[Entries from a dataset]
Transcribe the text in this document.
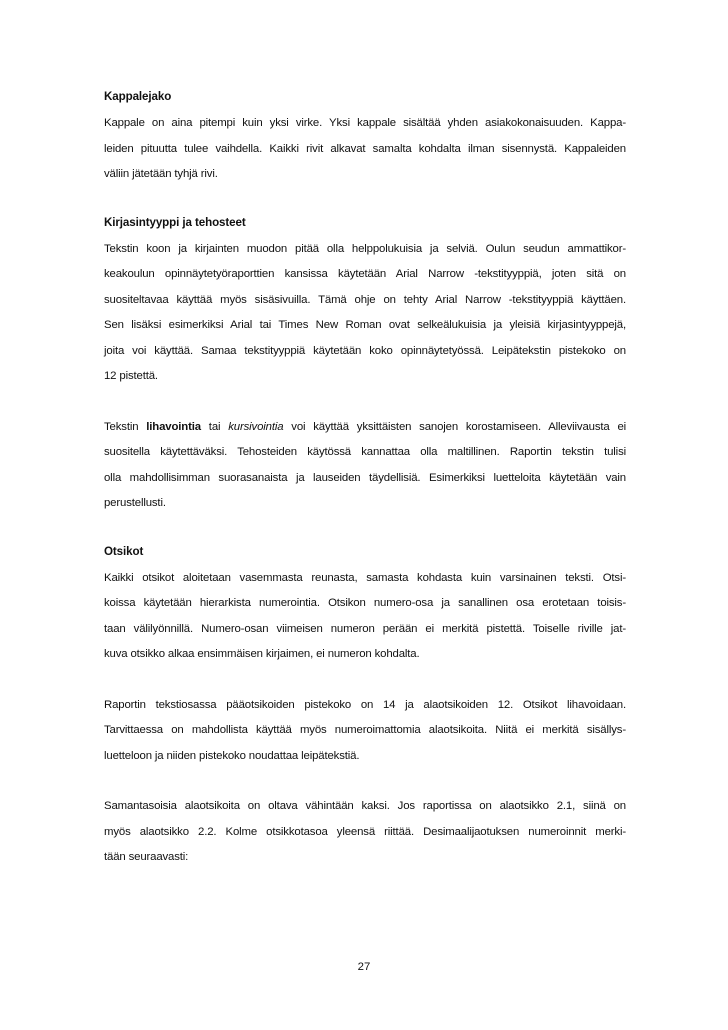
Kappalejako

Kappale on aina pitempi kuin yksi virke. Yksi kappale sisältää yhden asiakokonaisuuden. Kappa-

leiden pituutta tulee vaihdella. Kaikki rivit alkavat samalta kohdalta ilman sisennystä. Kappaleiden

väliin jätetään tyhjä rivi.

Kirjasintyyppi ja tehosteet

Tekstin koon ja kirjainten muodon pitää olla helppolukuisia ja selviä. Oulun seudun ammattikor-

keakoulun opinnäytetyöraporttien kansissa käytetään Arial Narrow -tekstityyppiä, joten sitä on

suositeltavaa käyttää myös sisäsivuilla. Tämä ohje on tehty Arial Narrow -tekstityyppiä käyttäen.

Sen lisäksi esimerkiksi Arial tai Times New Roman ovat selkeälukuisia ja yleisiä kirjasintyyppejä,

joita voi käyttää. Samaa tekstityyppiä käytetään koko opinnäytetyössä. Leipätekstin pistekoko on

12 pistettä.

Tekstin lihavointia tai kursivointia voi käyttää yksittäisten sanojen korostamiseen. Alleviivausta ei

suositella käytettäväksi. Tehosteiden käytössä kannattaa olla maltillinen. Raportin tekstin tulisi

olla mahdollisimman suorasanaista ja lauseiden täydellisiä. Esimerkiksi luetteloita käytetään vain

perustellusti.

Otsikot

Kaikki otsikot aloitetaan vasemmasta reunasta, samasta kohdasta kuin varsinainen teksti. Otsi-

koissa käytetään hierarkista numerointia. Otsikon numero-osa ja sanallinen osa erotetaan toisis-

taan välilyönnillä. Numero-osan viimeisen numeron perään ei merkitä pistettä. Toiselle riville jat-

kuva otsikko alkaa ensimmäisen kirjaimen, ei numeron kohdalta.

Raportin tekstiosassa pääotsikoiden pistekoko on 14 ja alaotsikoiden 12. Otsikot lihavoidaan.

Tarvittaessa on mahdollista käyttää myös numeroimattomia alaotsikoita. Niitä ei merkitä sisällys-

luetteloon ja niiden pistekoko noudattaa leipätekstiä.

Samantasoisia alaotsikoita on oltava vähintään kaksi. Jos raportissa on alaotsikko 2.1, siinä on

myös alaotsikko 2.2. Kolme otsikkotasoa yleensä riittää. Desimaalijaotuksen numeroinnit merki-

tään seuraavasti:

27
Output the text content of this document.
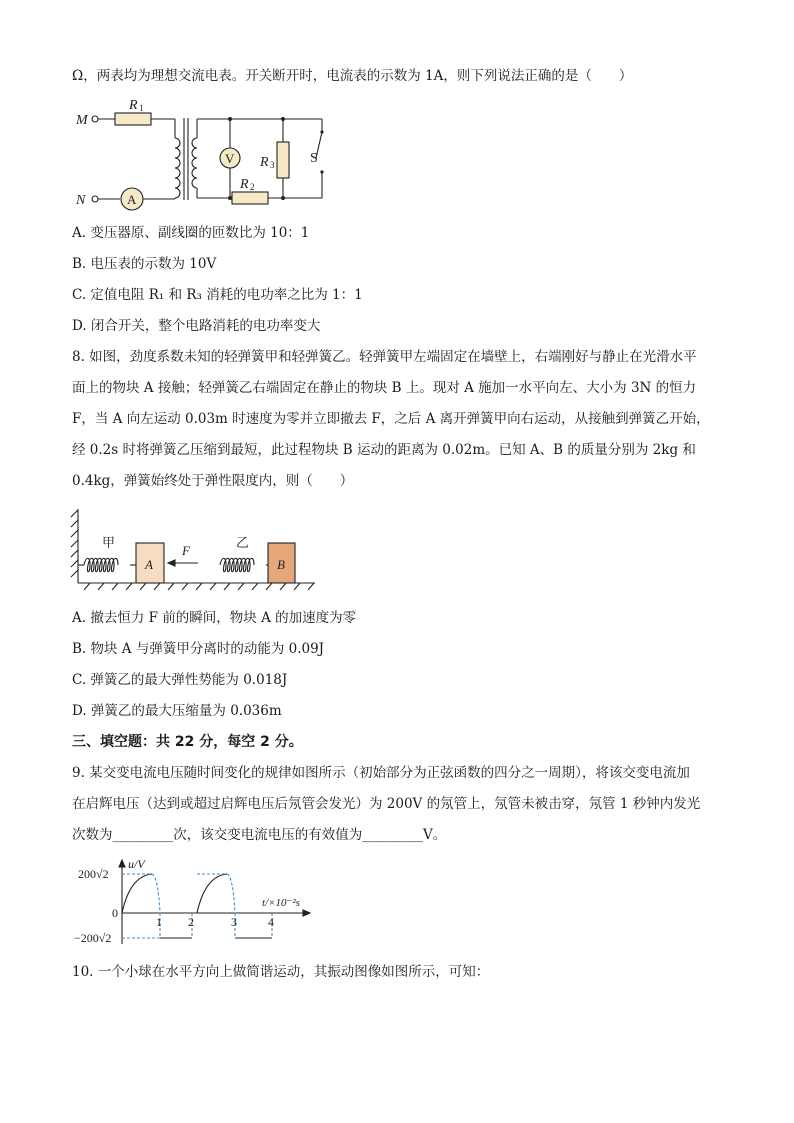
Ω，两表均为理想交流电表。开关断开时，电流表的示数为 1A，则下列说法正确的是（　　）
M
N
R 1
R 2
R 3	S
V
A
A. 变压器原、副线圈的匝数比为 10：1
B. 电压表的示数为 10V
C. 定值电阻 R₁ 和 R₃ 消耗的电功率之比为 1：1
D. 闭合开关，整个电路消耗的电功率变大
8. 如图，劲度系数未知的轻弹簧甲和轻弹簧乙。轻弹簧甲左端固定在墙壁上，右端刚好与静止在光滑水平
面上的物块 A 接触；轻弹簧乙右端固定在静止的物块 B 上。现对 A 施加一水平向左、大小为 3N 的恒力
F，当 A 向左运动 0.03m 时速度为零并立即撤去 F，之后 A 离开弹簧甲向右运动，从接触到弹簧乙开始，
经 0.2s 时将弹簧乙压缩到最短，此过程物块 B 运动的距离为 0.02m。已知 A、B 的质量分别为 2kg 和
0.4kg，弹簧始终处于弹性限度内，则（　　）
甲	乙
F
A	B
A. 撤去恒力 F 前的瞬间，物块 A 的加速度为零
B. 物块 A 与弹簧甲分离时的动能为 0.09J
C. 弹簧乙的最大弹性势能为 0.018J
D. 弹簧乙的最大压缩量为 0.036m
三、填空题：共 22 分，每空 2 分。
9. 某交变电流电压随时间变化的规律如图所示（初始部分为正弦函数的四分之一周期），将该交变电流加
在启辉电压（达到或超过启辉电压后氖管会发光）为 200V 的氖管上，氖管未被击穿，氖管 1 秒钟内发光
次数为_________次，该交变电流电压的有效值为_________V。
u/V
t/×10⁻²s
200√2
−200√2
0
1 2	3	4
10. 一个小球在水平方向上做简谐运动，其振动图像如图所示，可知：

> [GIVEN EXERCISE]: Return the records exactly. Don't carry the pictures over.

> [TASK OUTPUT]:
Transcribe the text in this document.
Kappalejako

Kappale on aina pitempi kuin yksi virke. Yksi kappale sisältää yhden asiakokonaisuuden. Kappa-

leiden pituutta tulee vaihdella. Kaikki rivit alkavat samalta kohdalta ilman sisennystä. Kappaleiden

väliin jätetään tyhjä rivi.

Kirjasintyyppi ja tehosteet

Tekstin koon ja kirjainten muodon pitää olla helppolukuisia ja selviä. Oulun seudun ammattikor-

keakoulun opinnäytetyöraporttien kansissa käytetään Arial Narrow -tekstityyppiä, joten sitä on

suositeltavaa käyttää myös sisäsivuilla. Tämä ohje on tehty Arial Narrow -tekstityyppiä käyttäen.

Sen lisäksi esimerkiksi Arial tai Times New Roman ovat selkeälukuisia ja yleisiä kirjasintyyppejä,

joita voi käyttää. Samaa tekstityyppiä käytetään koko opinnäytetyössä. Leipätekstin pistekoko on

12 pistettä.

Tekstin lihavointia tai kursivointia voi käyttää yksittäisten sanojen korostamiseen. Alleviivausta ei

suositella käytettäväksi. Tehosteiden käytössä kannattaa olla maltillinen. Raportin tekstin tulisi

olla mahdollisimman suorasanaista ja lauseiden täydellisiä. Esimerkiksi luetteloita käytetään vain

perustellusti.

Otsikot

Kaikki otsikot aloitetaan vasemmasta reunasta, samasta kohdasta kuin varsinainen teksti. Otsi-

koissa käytetään hierarkista numerointia. Otsikon numero-osa ja sanallinen osa erotetaan toisis-

taan välilyönnillä. Numero-osan viimeisen numeron perään ei merkitä pistettä. Toiselle riville jat-

kuva otsikko alkaa ensimmäisen kirjaimen, ei numeron kohdalta.

Raportin tekstiosassa pääotsikoiden pistekoko on 14 ja alaotsikoiden 12. Otsikot lihavoidaan.

Tarvittaessa on mahdollista käyttää myös numeroimattomia alaotsikoita. Niitä ei merkitä sisällys-

luetteloon ja niiden pistekoko noudattaa leipätekstiä.

Samantasoisia alaotsikoita on oltava vähintään kaksi. Jos raportissa on alaotsikko 2.1, siinä on

myös alaotsikko 2.2. Kolme otsikkotasoa yleensä riittää. Desimaalijaotuksen numeroinnit merki-

tään seuraavasti:

27
Output the text content of this document.
Ω，两表均为理想交流电表。开关断开时，电流表的示数为 1A，则下列说法正确的是（　　）
M
N
R 1
R 2
R 3	S
V
A
A. 变压器原、副线圈的匝数比为 10：1
B. 电压表的示数为 10V
C. 定值电阻 R₁ 和 R₃ 消耗的电功率之比为 1：1
D. 闭合开关，整个电路消耗的电功率变大
8. 如图，劲度系数未知的轻弹簧甲和轻弹簧乙。轻弹簧甲左端固定在墙壁上，右端刚好与静止在光滑水平
面上的物块 A 接触；轻弹簧乙右端固定在静止的物块 B 上。现对 A 施加一水平向左、大小为 3N 的恒力
F，当 A 向左运动 0.03m 时速度为零并立即撤去 F，之后 A 离开弹簧甲向右运动，从接触到弹簧乙开始，
经 0.2s 时将弹簧乙压缩到最短，此过程物块 B 运动的距离为 0.02m。已知 A、B 的质量分别为 2kg 和
0.4kg，弹簧始终处于弹性限度内，则（　　）
甲	乙
F
A	B
A. 撤去恒力 F 前的瞬间，物块 A 的加速度为零
B. 物块 A 与弹簧甲分离时的动能为 0.09J
C. 弹簧乙的最大弹性势能为 0.018J
D. 弹簧乙的最大压缩量为 0.036m
三、填空题：共 22 分，每空 2 分。
9. 某交变电流电压随时间变化的规律如图所示（初始部分为正弦函数的四分之一周期），将该交变电流加
在启辉电压（达到或超过启辉电压后氖管会发光）为 200V 的氖管上，氖管未被击穿，氖管 1 秒钟内发光
次数为_________次，该交变电流电压的有效值为_________V。
u/V
t/×10⁻²s
200√2
−200√2
0
1 2	3	4
10. 一个小球在水平方向上做简谐运动，其振动图像如图所示，可知：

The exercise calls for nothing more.